::: PASSAGE
On the morning of October 17th 1859, panic gripped Washington D.C. as
word reached the Capital that John Brown of Kansas and a group of armed
abolitionists seized the Federal Arsenal at Harpers Ferry Virginia and
kidnapped several prominent citizens of the town. By noon, President
James Buchanan had verified the facts of the situation and had taken
action. Troops from the Maryland and Virginia Militia were summoned to
Harpers Ferry but the President wanted Federal troops to handle this
situation. Accordingly, the 3rd US. Army Artillery Regiment at Fort
Monroe was alerted however it soon became clear that army troops could
not arrive on the scene for two days. Instead, Marines stationed at
Marine Barracks Washington were pressed into service. By 3:20 PM a
detachment of eighty-six marines commanded by 1st LT. Israel Greene USMC
boarded a train bound for Harpers Ferry. Greene was assisted by Major
William Russell USMC Paymaster of the Corps who was sent to advise the
young officer.

Secretary of War John Floyd had other ideas regarding the overall
commander of the operation. Lt. Col. Robert E. Lee U.S. Army was on leave
in nearby Arlington Virginia preparing to report to the 2nd U.S. Cavalry
in Texas. Orders were sent by courier to Colonel Lee. The courier was Lt.
James E.B. Stuart who was waiting to meet with the Secretary of War.
Stuart offered his services to Lee as aide de camp and the two headed for
the War Department.

As the Marines hit the rails to danger, the situation in Harpers Ferry
rapidly deteriorated. The Jefferson County Militia exchanged gunfire with
Brown's band and two failed assaults on the engine house resulted in
heavy casualties. The abolitionists killed Fontaine Beckham, the Mayor of
Harpers Ferry, and the militia captured and killed William Thompson one
of Brown's men.

The Marine detachment arrived at the Sandy Hook station near Harpers
Ferry by 9:30 pm. Later in the evening they were joined by Colonel Lee
and Lt. Stuart. By dawn on October 18th 1859, Lee, Stuart and Greene
approached the arsenal and the compound was surrounded by Maryland and
Virginia Militia. Believing this to be a state matter, Lee offered both
the Maryland and Virginia Militia the honor of storming the engine house
where a dozen of Brown men and hostages were . Both commanders declined
and Colonel Lee turned to Lt. Greene and his Marines.
::::::
Answer these questions from the Harpers Ferry passage:
(a) Who commanded the detachment of eighty-six marines that boarded the train?
(b) Who carried the orders to Colonel Lee as courier?
(c) At what station did the Marine detachment arrive by 9:30 pm?
The records that come next have nothing to do with the Harpers Ferry passage.
::: SUPPLIED MATERIAL
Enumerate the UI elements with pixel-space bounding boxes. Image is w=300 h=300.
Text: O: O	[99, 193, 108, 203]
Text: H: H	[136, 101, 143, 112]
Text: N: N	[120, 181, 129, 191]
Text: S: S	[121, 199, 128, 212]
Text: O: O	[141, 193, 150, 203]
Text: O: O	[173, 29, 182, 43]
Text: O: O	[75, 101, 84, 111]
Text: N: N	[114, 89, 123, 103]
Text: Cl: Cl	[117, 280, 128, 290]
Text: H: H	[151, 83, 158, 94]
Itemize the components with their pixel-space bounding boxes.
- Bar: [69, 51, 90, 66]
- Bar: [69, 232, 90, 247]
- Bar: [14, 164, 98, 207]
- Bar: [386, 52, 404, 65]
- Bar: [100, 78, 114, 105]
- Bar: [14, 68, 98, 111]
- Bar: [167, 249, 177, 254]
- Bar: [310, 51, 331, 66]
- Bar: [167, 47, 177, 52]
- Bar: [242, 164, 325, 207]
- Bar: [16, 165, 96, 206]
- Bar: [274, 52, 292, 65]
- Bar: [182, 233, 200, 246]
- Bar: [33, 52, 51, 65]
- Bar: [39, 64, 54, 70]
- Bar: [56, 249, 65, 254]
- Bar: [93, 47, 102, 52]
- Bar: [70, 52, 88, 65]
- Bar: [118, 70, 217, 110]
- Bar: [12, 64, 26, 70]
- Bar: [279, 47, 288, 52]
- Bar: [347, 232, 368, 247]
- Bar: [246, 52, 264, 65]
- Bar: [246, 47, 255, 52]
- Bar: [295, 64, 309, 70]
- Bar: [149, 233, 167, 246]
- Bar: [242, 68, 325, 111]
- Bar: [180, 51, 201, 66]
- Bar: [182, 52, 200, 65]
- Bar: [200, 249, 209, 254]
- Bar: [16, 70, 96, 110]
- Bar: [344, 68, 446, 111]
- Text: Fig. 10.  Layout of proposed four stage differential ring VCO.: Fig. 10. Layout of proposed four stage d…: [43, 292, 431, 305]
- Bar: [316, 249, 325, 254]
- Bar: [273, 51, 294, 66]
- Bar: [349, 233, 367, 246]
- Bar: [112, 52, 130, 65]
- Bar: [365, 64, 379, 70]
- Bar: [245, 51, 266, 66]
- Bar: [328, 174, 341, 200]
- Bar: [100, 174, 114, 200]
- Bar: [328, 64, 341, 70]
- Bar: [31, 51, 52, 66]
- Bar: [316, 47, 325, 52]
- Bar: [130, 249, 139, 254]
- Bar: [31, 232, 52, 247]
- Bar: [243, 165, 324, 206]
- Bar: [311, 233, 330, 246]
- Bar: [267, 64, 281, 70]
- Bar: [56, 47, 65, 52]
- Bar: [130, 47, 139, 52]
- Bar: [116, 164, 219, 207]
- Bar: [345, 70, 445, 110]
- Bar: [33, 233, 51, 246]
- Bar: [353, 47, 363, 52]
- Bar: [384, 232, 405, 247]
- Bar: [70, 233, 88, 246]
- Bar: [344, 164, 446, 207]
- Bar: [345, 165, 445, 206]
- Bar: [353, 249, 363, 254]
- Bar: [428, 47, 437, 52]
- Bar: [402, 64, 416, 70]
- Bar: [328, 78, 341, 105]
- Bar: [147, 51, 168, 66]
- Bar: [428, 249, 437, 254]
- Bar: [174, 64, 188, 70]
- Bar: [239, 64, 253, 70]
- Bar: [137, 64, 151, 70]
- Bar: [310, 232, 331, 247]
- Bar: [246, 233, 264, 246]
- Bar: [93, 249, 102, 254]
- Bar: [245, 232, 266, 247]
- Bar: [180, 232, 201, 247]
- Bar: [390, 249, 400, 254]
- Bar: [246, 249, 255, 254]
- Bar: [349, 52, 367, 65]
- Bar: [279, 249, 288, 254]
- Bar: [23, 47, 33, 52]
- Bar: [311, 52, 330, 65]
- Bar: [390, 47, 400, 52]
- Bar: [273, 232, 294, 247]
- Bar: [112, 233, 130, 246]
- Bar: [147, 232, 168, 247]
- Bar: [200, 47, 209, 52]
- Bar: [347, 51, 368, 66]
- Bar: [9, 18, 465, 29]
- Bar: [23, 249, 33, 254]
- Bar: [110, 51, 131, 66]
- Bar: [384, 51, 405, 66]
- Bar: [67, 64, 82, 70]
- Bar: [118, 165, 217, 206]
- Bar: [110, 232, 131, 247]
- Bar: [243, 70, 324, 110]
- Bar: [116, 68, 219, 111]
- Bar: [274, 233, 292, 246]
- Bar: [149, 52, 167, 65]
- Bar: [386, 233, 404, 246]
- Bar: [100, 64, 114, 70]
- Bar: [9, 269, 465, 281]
::::::
THE COMPLETED TASK:
(a) 1st Lt. Israel Greene USMC
(b) Lt. James E.B. Stuart
(c) The Sandy Hook station near Harpers Ferry